TASK DESCRIPTION
Retype the records below exactly as they appear, but leave out any pictures.
— BEGIN LISTING —
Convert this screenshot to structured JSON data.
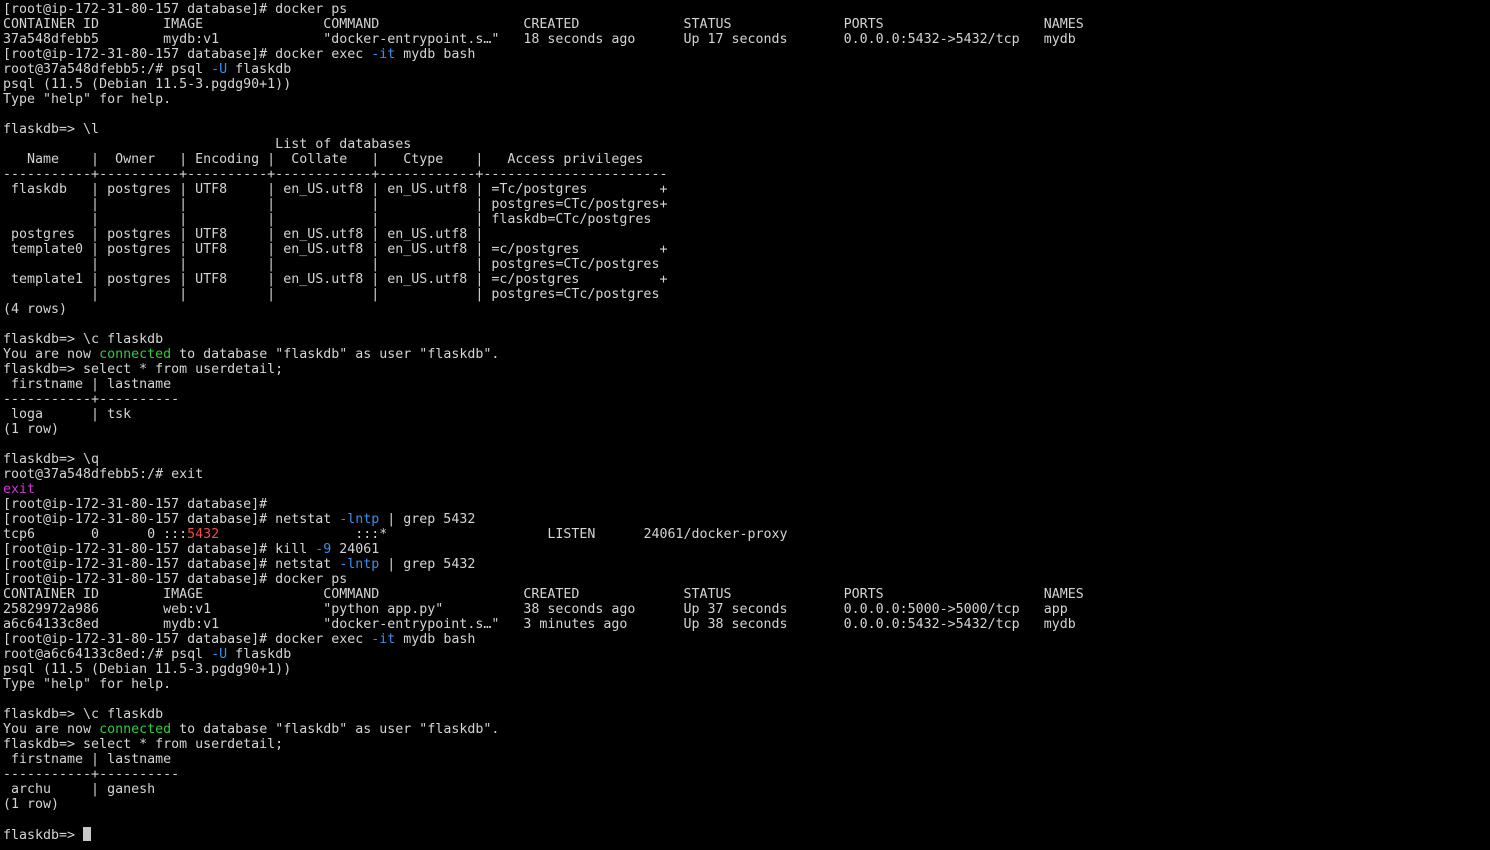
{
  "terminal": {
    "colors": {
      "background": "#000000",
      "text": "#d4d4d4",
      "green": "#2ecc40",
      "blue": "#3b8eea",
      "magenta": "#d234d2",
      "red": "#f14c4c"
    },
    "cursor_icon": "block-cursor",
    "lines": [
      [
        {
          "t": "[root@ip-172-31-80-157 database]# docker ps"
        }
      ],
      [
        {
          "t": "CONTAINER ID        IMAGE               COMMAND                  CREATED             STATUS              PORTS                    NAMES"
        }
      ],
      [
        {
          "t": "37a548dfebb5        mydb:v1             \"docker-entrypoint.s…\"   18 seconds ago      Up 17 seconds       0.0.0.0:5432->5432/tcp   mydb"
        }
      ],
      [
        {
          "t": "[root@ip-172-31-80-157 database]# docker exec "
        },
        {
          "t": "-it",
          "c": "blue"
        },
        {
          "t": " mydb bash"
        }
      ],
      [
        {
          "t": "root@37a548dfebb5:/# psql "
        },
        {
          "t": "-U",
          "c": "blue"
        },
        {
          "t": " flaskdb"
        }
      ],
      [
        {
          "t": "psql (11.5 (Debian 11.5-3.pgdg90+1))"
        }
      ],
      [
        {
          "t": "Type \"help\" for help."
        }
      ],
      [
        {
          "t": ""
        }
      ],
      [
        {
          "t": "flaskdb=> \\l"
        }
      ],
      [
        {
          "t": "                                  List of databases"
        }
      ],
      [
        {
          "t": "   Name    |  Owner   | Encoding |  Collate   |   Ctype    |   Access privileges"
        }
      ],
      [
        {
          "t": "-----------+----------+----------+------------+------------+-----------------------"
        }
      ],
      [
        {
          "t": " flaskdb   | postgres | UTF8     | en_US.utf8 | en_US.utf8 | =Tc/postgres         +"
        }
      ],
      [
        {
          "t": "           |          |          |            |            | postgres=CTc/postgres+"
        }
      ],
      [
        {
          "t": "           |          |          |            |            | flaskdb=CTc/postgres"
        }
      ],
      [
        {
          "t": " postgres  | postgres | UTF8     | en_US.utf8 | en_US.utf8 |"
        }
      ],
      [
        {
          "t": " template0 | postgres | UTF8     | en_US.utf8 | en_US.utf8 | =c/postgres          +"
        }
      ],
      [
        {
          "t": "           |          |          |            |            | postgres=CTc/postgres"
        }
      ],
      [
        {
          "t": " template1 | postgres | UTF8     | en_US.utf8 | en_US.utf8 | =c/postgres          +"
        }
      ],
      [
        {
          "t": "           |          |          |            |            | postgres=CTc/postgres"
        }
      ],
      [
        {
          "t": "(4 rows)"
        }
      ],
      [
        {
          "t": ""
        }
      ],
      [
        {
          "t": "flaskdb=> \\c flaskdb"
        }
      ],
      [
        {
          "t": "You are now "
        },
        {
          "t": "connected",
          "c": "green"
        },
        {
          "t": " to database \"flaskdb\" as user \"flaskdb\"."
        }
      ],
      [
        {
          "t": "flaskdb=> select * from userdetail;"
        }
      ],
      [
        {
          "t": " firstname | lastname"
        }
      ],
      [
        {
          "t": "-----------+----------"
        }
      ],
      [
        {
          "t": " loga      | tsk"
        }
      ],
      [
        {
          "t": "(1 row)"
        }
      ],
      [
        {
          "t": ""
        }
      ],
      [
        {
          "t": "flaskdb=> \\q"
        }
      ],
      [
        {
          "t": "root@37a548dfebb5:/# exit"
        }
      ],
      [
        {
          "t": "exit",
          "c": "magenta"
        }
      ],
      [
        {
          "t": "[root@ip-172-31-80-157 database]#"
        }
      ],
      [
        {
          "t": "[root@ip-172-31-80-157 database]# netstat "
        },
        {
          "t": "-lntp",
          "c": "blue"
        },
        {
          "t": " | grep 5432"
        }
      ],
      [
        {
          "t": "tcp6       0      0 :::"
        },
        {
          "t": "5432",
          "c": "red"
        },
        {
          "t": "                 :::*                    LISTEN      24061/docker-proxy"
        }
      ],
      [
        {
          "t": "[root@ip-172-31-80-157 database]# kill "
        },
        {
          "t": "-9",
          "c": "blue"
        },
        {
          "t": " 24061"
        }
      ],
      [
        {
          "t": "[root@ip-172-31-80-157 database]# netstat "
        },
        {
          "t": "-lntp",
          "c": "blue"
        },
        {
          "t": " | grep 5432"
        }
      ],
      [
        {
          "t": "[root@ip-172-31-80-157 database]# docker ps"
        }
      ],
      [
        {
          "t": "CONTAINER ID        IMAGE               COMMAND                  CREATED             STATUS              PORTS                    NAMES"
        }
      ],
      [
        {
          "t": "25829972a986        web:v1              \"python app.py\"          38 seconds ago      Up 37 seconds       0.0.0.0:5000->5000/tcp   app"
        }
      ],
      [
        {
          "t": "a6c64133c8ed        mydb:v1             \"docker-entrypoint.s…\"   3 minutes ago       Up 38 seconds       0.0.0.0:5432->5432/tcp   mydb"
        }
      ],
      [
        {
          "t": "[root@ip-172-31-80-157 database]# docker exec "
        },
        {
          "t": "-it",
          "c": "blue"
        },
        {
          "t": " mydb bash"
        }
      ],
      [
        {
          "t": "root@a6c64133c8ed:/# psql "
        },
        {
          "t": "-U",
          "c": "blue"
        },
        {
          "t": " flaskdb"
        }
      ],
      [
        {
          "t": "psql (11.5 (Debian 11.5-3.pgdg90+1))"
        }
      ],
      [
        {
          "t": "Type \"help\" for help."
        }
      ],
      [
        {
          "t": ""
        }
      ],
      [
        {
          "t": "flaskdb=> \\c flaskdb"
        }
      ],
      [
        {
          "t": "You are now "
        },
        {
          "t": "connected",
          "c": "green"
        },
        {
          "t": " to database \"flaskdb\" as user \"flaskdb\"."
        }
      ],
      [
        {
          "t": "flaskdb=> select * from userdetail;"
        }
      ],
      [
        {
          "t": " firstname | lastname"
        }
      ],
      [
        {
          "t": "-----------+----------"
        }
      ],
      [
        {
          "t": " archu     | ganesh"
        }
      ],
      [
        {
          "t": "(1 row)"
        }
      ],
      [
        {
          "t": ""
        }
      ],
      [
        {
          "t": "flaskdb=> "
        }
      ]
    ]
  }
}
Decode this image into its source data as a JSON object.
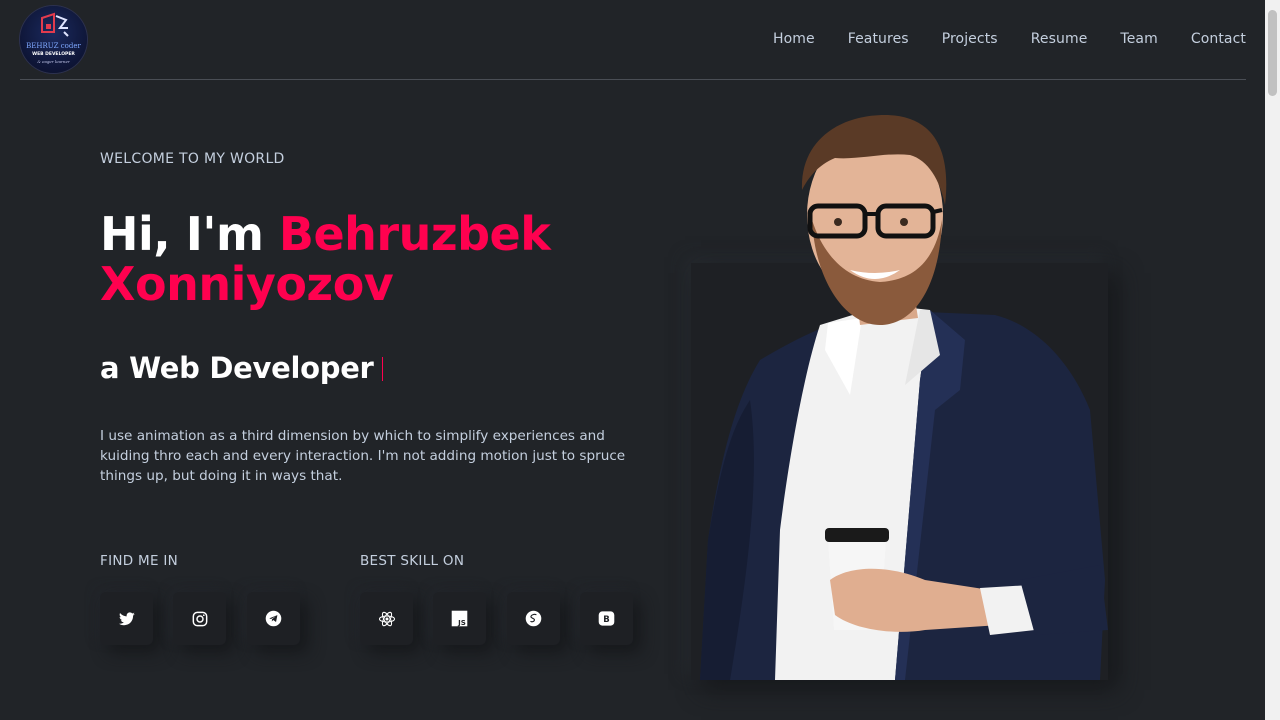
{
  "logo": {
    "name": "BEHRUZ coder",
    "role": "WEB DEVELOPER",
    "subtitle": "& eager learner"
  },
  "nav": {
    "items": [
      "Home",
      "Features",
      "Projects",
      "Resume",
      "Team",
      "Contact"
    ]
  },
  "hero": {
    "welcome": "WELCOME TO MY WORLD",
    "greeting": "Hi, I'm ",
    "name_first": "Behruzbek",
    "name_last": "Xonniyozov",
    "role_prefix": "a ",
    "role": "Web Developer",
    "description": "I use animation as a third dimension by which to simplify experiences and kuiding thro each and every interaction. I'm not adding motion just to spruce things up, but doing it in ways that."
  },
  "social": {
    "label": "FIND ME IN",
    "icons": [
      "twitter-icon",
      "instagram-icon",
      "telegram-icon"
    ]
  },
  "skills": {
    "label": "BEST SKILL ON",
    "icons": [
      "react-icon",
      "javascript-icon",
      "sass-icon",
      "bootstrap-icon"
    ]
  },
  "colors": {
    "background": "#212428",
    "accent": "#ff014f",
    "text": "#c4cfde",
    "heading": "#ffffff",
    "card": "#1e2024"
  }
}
— END LISTING —
RESPONSE TO THIS TASK
Convert this screenshot to structured JSON data.
{
  "terminal": {
    "colors": {
      "background": "#000000",
      "text": "#d4d4d4",
      "green": "#2ecc40",
      "blue": "#3b8eea",
      "magenta": "#d234d2",
      "red": "#f14c4c"
    },
    "cursor_icon": "block-cursor",
    "lines": [
      [
        {
          "t": "[root@ip-172-31-80-157 database]# docker ps"
        }
      ],
      [
        {
          "t": "CONTAINER ID        IMAGE               COMMAND                  CREATED             STATUS              PORTS                    NAMES"
        }
      ],
      [
        {
          "t": "37a548dfebb5        mydb:v1             \"docker-entrypoint.s…\"   18 seconds ago      Up 17 seconds       0.0.0.0:5432->5432/tcp   mydb"
        }
      ],
      [
        {
          "t": "[root@ip-172-31-80-157 database]# docker exec "
        },
        {
          "t": "-it",
          "c": "blue"
        },
        {
          "t": " mydb bash"
        }
      ],
      [
        {
          "t": "root@37a548dfebb5:/# psql "
        },
        {
          "t": "-U",
          "c": "blue"
        },
        {
          "t": " flaskdb"
        }
      ],
      [
        {
          "t": "psql (11.5 (Debian 11.5-3.pgdg90+1))"
        }
      ],
      [
        {
          "t": "Type \"help\" for help."
        }
      ],
      [
        {
          "t": ""
        }
      ],
      [
        {
          "t": "flaskdb=> \\l"
        }
      ],
      [
        {
          "t": "                                  List of databases"
        }
      ],
      [
        {
          "t": "   Name    |  Owner   | Encoding |  Collate   |   Ctype    |   Access privileges"
        }
      ],
      [
        {
          "t": "-----------+----------+----------+------------+------------+-----------------------"
        }
      ],
      [
        {
          "t": " flaskdb   | postgres | UTF8     | en_US.utf8 | en_US.utf8 | =Tc/postgres         +"
        }
      ],
      [
        {
          "t": "           |          |          |            |            | postgres=CTc/postgres+"
        }
      ],
      [
        {
          "t": "           |          |          |            |            | flaskdb=CTc/postgres"
        }
      ],
      [
        {
          "t": " postgres  | postgres | UTF8     | en_US.utf8 | en_US.utf8 |"
        }
      ],
      [
        {
          "t": " template0 | postgres | UTF8     | en_US.utf8 | en_US.utf8 | =c/postgres          +"
        }
      ],
      [
        {
          "t": "           |          |          |            |            | postgres=CTc/postgres"
        }
      ],
      [
        {
          "t": " template1 | postgres | UTF8     | en_US.utf8 | en_US.utf8 | =c/postgres          +"
        }
      ],
      [
        {
          "t": "           |          |          |            |            | postgres=CTc/postgres"
        }
      ],
      [
        {
          "t": "(4 rows)"
        }
      ],
      [
        {
          "t": ""
        }
      ],
      [
        {
          "t": "flaskdb=> \\c flaskdb"
        }
      ],
      [
        {
          "t": "You are now "
        },
        {
          "t": "connected",
          "c": "green"
        },
        {
          "t": " to database \"flaskdb\" as user \"flaskdb\"."
        }
      ],
      [
        {
          "t": "flaskdb=> select * from userdetail;"
        }
      ],
      [
        {
          "t": " firstname | lastname"
        }
      ],
      [
        {
          "t": "-----------+----------"
        }
      ],
      [
        {
          "t": " loga      | tsk"
        }
      ],
      [
        {
          "t": "(1 row)"
        }
      ],
      [
        {
          "t": ""
        }
      ],
      [
        {
          "t": "flaskdb=> \\q"
        }
      ],
      [
        {
          "t": "root@37a548dfebb5:/# exit"
        }
      ],
      [
        {
          "t": "exit",
          "c": "magenta"
        }
      ],
      [
        {
          "t": "[root@ip-172-31-80-157 database]#"
        }
      ],
      [
        {
          "t": "[root@ip-172-31-80-157 database]# netstat "
        },
        {
          "t": "-lntp",
          "c": "blue"
        },
        {
          "t": " | grep 5432"
        }
      ],
      [
        {
          "t": "tcp6       0      0 :::"
        },
        {
          "t": "5432",
          "c": "red"
        },
        {
          "t": "                 :::*                    LISTEN      24061/docker-proxy"
        }
      ],
      [
        {
          "t": "[root@ip-172-31-80-157 database]# kill "
        },
        {
          "t": "-9",
          "c": "blue"
        },
        {
          "t": " 24061"
        }
      ],
      [
        {
          "t": "[root@ip-172-31-80-157 database]# netstat "
        },
        {
          "t": "-lntp",
          "c": "blue"
        },
        {
          "t": " | grep 5432"
        }
      ],
      [
        {
          "t": "[root@ip-172-31-80-157 database]# docker ps"
        }
      ],
      [
        {
          "t": "CONTAINER ID        IMAGE               COMMAND                  CREATED             STATUS              PORTS                    NAMES"
        }
      ],
      [
        {
          "t": "25829972a986        web:v1              \"python app.py\"          38 seconds ago      Up 37 seconds       0.0.0.0:5000->5000/tcp   app"
        }
      ],
      [
        {
          "t": "a6c64133c8ed        mydb:v1             \"docker-entrypoint.s…\"   3 minutes ago       Up 38 seconds       0.0.0.0:5432->5432/tcp   mydb"
        }
      ],
      [
        {
          "t": "[root@ip-172-31-80-157 database]# docker exec "
        },
        {
          "t": "-it",
          "c": "blue"
        },
        {
          "t": " mydb bash"
        }
      ],
      [
        {
          "t": "root@a6c64133c8ed:/# psql "
        },
        {
          "t": "-U",
          "c": "blue"
        },
        {
          "t": " flaskdb"
        }
      ],
      [
        {
          "t": "psql (11.5 (Debian 11.5-3.pgdg90+1))"
        }
      ],
      [
        {
          "t": "Type \"help\" for help."
        }
      ],
      [
        {
          "t": ""
        }
      ],
      [
        {
          "t": "flaskdb=> \\c flaskdb"
        }
      ],
      [
        {
          "t": "You are now "
        },
        {
          "t": "connected",
          "c": "green"
        },
        {
          "t": " to database \"flaskdb\" as user \"flaskdb\"."
        }
      ],
      [
        {
          "t": "flaskdb=> select * from userdetail;"
        }
      ],
      [
        {
          "t": " firstname | lastname"
        }
      ],
      [
        {
          "t": "-----------+----------"
        }
      ],
      [
        {
          "t": " archu     | ganesh"
        }
      ],
      [
        {
          "t": "(1 row)"
        }
      ],
      [
        {
          "t": ""
        }
      ],
      [
        {
          "t": "flaskdb=> "
        }
      ]
    ]
  }
}
Decode this image into its source data as a JSON object.
{
  "logo": {
    "name": "BEHRUZ coder",
    "role": "WEB DEVELOPER",
    "subtitle": "& eager learner"
  },
  "nav": {
    "items": [
      "Home",
      "Features",
      "Projects",
      "Resume",
      "Team",
      "Contact"
    ]
  },
  "hero": {
    "welcome": "WELCOME TO MY WORLD",
    "greeting": "Hi, I'm ",
    "name_first": "Behruzbek",
    "name_last": "Xonniyozov",
    "role_prefix": "a ",
    "role": "Web Developer",
    "description": "I use animation as a third dimension by which to simplify experiences and kuiding thro each and every interaction. I'm not adding motion just to spruce things up, but doing it in ways that."
  },
  "social": {
    "label": "FIND ME IN",
    "icons": [
      "twitter-icon",
      "instagram-icon",
      "telegram-icon"
    ]
  },
  "skills": {
    "label": "BEST SKILL ON",
    "icons": [
      "react-icon",
      "javascript-icon",
      "sass-icon",
      "bootstrap-icon"
    ]
  },
  "colors": {
    "background": "#212428",
    "accent": "#ff014f",
    "text": "#c4cfde",
    "heading": "#ffffff",
    "card": "#1e2024"
  }
}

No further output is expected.